The exercise: Work through the data line by line, gathering every line that has the word "technology".

Saved data entries:
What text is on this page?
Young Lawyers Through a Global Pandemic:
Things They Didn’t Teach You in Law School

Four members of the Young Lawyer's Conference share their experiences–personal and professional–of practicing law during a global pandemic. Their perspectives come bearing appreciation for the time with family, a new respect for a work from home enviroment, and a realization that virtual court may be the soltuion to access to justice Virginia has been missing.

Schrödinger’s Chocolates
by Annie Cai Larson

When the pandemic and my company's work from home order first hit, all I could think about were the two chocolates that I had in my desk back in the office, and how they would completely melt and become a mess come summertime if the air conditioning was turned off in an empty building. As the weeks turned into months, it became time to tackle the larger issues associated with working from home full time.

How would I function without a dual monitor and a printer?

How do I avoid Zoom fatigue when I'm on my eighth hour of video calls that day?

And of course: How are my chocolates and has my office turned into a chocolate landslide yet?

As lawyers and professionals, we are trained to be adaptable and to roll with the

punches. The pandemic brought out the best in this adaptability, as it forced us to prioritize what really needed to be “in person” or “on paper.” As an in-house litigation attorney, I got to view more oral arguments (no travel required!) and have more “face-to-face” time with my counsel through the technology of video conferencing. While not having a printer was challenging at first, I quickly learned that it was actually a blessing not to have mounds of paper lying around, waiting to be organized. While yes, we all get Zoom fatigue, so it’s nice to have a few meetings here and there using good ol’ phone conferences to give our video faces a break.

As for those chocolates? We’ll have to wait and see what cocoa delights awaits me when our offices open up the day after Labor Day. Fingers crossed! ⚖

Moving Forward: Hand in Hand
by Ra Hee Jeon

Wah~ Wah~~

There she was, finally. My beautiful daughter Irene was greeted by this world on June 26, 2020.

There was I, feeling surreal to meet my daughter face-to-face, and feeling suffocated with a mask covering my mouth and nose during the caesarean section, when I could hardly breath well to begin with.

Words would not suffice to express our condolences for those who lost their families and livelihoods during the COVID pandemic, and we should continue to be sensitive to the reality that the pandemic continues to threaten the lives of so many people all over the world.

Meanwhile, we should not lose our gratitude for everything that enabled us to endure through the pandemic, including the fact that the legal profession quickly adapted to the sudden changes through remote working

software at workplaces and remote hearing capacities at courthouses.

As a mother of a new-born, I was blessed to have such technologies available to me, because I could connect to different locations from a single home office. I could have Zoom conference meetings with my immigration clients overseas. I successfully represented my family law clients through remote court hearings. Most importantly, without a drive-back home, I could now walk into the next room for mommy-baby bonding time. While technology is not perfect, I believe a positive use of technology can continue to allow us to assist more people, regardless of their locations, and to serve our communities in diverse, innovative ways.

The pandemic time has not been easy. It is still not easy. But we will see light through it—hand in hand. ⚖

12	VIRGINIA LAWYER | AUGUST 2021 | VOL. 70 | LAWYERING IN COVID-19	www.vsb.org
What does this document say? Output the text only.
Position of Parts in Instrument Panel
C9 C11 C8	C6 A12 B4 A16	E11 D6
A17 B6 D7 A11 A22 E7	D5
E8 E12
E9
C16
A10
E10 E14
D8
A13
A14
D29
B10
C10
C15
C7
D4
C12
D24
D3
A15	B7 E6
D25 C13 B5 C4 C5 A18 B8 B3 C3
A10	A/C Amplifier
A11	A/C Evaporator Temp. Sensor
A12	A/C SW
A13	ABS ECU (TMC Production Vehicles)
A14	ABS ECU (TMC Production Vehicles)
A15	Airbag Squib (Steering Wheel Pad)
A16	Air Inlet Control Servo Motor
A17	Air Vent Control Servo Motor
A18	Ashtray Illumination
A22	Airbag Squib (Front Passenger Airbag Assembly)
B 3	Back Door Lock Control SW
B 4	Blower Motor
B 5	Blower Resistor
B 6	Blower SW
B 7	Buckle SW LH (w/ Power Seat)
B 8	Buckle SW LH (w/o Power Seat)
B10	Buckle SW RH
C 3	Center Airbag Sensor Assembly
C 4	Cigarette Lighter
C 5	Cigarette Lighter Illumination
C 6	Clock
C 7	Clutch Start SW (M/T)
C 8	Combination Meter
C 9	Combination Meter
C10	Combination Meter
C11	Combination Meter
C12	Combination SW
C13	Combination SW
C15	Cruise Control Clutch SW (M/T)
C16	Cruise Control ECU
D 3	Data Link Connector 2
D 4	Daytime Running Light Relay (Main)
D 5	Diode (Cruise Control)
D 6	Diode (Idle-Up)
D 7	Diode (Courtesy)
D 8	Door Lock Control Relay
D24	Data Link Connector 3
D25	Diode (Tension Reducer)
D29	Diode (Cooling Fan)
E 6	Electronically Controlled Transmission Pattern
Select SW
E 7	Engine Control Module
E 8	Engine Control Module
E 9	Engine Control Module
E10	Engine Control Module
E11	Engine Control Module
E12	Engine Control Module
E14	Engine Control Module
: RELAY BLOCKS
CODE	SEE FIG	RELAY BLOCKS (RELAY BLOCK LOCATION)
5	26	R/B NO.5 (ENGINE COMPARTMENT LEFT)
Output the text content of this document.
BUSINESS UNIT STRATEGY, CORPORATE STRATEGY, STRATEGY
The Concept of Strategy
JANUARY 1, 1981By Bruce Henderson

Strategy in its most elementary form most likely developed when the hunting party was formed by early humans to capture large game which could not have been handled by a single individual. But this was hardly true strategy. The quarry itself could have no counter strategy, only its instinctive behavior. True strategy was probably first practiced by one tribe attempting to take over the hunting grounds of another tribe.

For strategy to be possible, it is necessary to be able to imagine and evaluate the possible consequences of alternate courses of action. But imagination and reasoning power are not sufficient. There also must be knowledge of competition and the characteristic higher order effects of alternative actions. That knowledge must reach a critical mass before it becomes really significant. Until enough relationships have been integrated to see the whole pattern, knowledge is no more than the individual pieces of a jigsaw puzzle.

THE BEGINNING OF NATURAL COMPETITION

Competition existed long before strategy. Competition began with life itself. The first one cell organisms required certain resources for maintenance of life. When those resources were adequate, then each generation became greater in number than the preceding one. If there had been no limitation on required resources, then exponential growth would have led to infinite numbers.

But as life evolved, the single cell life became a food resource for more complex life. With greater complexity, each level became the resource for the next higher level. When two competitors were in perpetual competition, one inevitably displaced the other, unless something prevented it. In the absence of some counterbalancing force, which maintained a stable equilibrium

Exercise solution:
punches. The pandemic brought out the best in this adaptability, as it forced us to prioritize what really needed to be “in person” or “on paper.” As an in-house litigation attorney, I got to view more oral arguments (no travel required!) and have more “face-to-face” time with my counsel through the technology of video conferencing. While not having a printer was challenging at first, I quickly learned that it was actually a blessing not to have mounds of paper lying around, waiting to be organized. While yes, we all get Zoom fatigue, so it’s nice to have a few meetings here and there using good ol’ phone conferences to give our video faces a break.
As a mother of a new-born, I was blessed to have such technologies available to me, because I could connect to different locations from a single home office. I could have Zoom conference meetings with my immigration clients overseas. I successfully represented my family law clients through remote court hearings. Most importantly, without a drive-back home, I could now walk into the next room for mommy-baby bonding time. While technology is not perfect, I believe a positive use of technology can continue to allow us to assist more people, regardless of their locations, and to serve our communities in diverse, innovative ways.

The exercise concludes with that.